** WORK TO BE COMPLETED **
Return every record verbatim.

* Start TASK INPUT *

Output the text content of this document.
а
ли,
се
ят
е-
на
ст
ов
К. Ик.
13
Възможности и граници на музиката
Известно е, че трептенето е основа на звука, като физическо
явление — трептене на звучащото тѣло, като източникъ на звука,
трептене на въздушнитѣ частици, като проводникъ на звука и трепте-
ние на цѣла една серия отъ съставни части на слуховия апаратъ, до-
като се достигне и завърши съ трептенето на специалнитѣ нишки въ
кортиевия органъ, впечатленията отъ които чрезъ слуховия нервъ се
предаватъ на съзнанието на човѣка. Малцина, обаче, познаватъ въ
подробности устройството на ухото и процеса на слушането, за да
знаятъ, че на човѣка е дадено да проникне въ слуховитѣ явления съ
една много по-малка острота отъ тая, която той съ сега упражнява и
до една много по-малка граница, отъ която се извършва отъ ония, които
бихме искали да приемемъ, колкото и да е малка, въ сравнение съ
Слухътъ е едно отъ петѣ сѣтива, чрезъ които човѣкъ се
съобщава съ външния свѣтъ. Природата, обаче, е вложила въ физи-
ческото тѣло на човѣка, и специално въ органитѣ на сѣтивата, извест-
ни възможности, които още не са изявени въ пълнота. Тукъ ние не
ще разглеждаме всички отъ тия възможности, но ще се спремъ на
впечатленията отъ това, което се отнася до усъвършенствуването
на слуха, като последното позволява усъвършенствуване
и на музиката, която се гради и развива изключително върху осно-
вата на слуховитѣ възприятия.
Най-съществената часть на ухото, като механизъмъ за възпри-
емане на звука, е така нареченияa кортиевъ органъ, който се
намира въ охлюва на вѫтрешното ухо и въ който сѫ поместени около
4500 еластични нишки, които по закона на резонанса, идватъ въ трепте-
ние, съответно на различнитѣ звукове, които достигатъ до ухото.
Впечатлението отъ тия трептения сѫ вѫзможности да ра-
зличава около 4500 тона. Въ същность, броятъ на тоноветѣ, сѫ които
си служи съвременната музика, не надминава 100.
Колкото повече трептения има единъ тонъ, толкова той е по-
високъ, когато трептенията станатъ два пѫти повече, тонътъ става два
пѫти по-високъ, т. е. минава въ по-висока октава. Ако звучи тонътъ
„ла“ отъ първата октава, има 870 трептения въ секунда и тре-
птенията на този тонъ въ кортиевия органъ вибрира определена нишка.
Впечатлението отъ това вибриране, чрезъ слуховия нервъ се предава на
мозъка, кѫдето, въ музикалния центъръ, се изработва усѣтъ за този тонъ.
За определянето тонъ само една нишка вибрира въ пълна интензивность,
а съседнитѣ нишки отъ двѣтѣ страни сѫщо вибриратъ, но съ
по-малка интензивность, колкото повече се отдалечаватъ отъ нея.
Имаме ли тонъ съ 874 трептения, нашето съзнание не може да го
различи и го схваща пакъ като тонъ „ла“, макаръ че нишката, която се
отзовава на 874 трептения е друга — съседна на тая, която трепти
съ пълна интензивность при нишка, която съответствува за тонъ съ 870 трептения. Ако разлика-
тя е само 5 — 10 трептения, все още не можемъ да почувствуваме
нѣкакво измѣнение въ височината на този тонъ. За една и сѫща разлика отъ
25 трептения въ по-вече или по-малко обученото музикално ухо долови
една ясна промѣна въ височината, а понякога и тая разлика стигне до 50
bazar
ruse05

* End TASK INPUT *

** SOLUTION FOR THIS PROBLEM **
Output the text content of this document.
а
ли,
се
ят
е-
на
ст
ов
К. Ик.
13
Възможности и граници на музиката
Известно е, че трептенето е основа на звука, като физическо
явление — трептене на звучащото тѣло, като източникъ на звука,
трептене на въздушнитѣ частици, като проводникъ на звука и трепте-
ние на цѣла една серия отъ съставни части на слуховия апаратъ, до-
като се достигне и завърши съ трептенето на специалнитѣ нишки въ
кортиевия органъ, впечатленията отъ които чрезъ слуховия нервъ се
предаватъ на съзнанието на човѣка. Малцина, обаче, познаватъ въ
подробности устройството на ухото и процеса на слушането, за да
знаятъ, че на човѣка е дадено да проникне въ слуховитѣ явления съ
една много по-малка острота отъ тая, която той съ сега упражнява и
до една много по-малка граница, отъ която се извършва отъ ония, които
бихме искали да приемемъ, колкото и да е малка, въ сравнение съ
Слухътъ е едно отъ петѣ сѣтива, чрезъ които човѣкъ се
съобщава съ външния свѣтъ. Природата, обаче, е вложила въ физи-
ческото тѣло на човѣка, и специално въ органитѣ на сѣтивата, извест-
ни възможности, които още не са изявени въ пълнота. Тукъ ние не
ще разглеждаме всички отъ тия възможности, но ще се спремъ на
впечатленията отъ това, което се отнася до усъвършенствуването
на слуха, като последното позволява усъвършенствуване
и на музиката, която се гради и развива изключително върху осно-
вата на слуховитѣ възприятия.
Най-съществената часть на ухото, като механизъмъ за възпри-
емане на звука, е така нареченияa кортиевъ органъ, който се
намира въ охлюва на вѫтрешното ухо и въ който сѫ поместени около
4500 еластични нишки, които по закона на резонанса, идватъ въ трепте-
ние, съответно на различнитѣ звукове, които достигатъ до ухото.
Впечатлението отъ тия трептения сѫ вѫзможности да ра-
зличава около 4500 тона. Въ същность, броятъ на тоноветѣ, сѫ които
си служи съвременната музика, не надминава 100.
Колкото повече трептения има единъ тонъ, толкова той е по-
високъ, когато трептенията станатъ два пѫти повече, тонътъ става два
пѫти по-високъ, т. е. минава въ по-висока октава. Ако звучи тонътъ
„ла“ отъ първата октава, има 870 трептения въ секунда и тре-
птенията на този тонъ въ кортиевия органъ вибрира определена нишка.
Впечатлението отъ това вибриране, чрезъ слуховия нервъ се предава на
мозъка, кѫдето, въ музикалния центъръ, се изработва усѣтъ за този тонъ.
За определянето тонъ само една нишка вибрира въ пълна интензивность,
а съседнитѣ нишки отъ двѣтѣ страни сѫщо вибриратъ, но съ
по-малка интензивность, колкото повече се отдалечаватъ отъ нея.
Имаме ли тонъ съ 874 трептения, нашето съзнание не може да го
различи и го схваща пакъ като тонъ „ла“, макаръ че нишката, която се
отзовава на 874 трептения е друга — съседна на тая, която трепти
съ пълна интензивность при нишка, която съответствува за тонъ съ 870 трептения. Ако разлика-
тя е само 5 — 10 трептения, все още не можемъ да почувствуваме
нѣкакво измѣнение въ височината на този тонъ. За една и сѫща разлика отъ
25 трептения въ по-вече или по-малко обученото музикално ухо долови
една ясна промѣна въ височината, а понякога и тая разлика стигне до 50
bazar
ruse05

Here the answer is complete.